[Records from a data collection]
==*==

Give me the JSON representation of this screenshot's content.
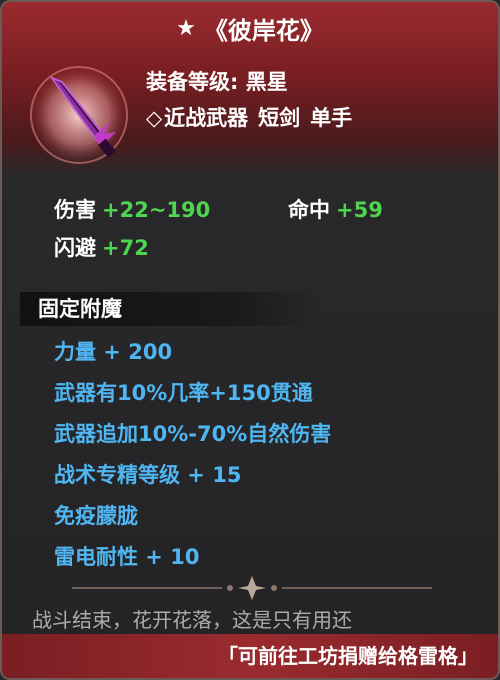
{
  "tooltip": {
    "title": "《彼岸花》",
    "title_icon": "star-icon",
    "item_icon": "purple-dagger-icon",
    "equip_level": "装备等级: 黑星",
    "type_prefix": "◇",
    "type_parts": [
      "近战武器",
      "短剑",
      "单手"
    ],
    "stats": {
      "damage_label": "伤害",
      "damage_value": "+22~190",
      "accuracy_label": "命中",
      "accuracy_value": "+59",
      "evasion_label": "闪避",
      "evasion_value": "+72"
    },
    "enchant_section_title": "固定附魔",
    "enchants": [
      "力量 + 200",
      "武器有10%几率+150贯通",
      "武器追加10%-70%自然伤害",
      "战术专精等级 + 15",
      "免疫朦胧",
      "雷电耐性 + 10"
    ],
    "flavor_text": "战斗结束，花开花落，这是只有用还",
    "footer_text": "「可前往工坊捐赠给格雷格」"
  },
  "colors": {
    "header_red": "#9a2b2f",
    "stat_green": "#4fd44f",
    "enchant_blue": "#4fb6f2"
  }
}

==*==

◆ Aim
Gather each line from the entries above that includes the word "icon".

◆ Worked solution
    "title_icon": "star-icon",
    "item_icon": "purple-dagger-icon",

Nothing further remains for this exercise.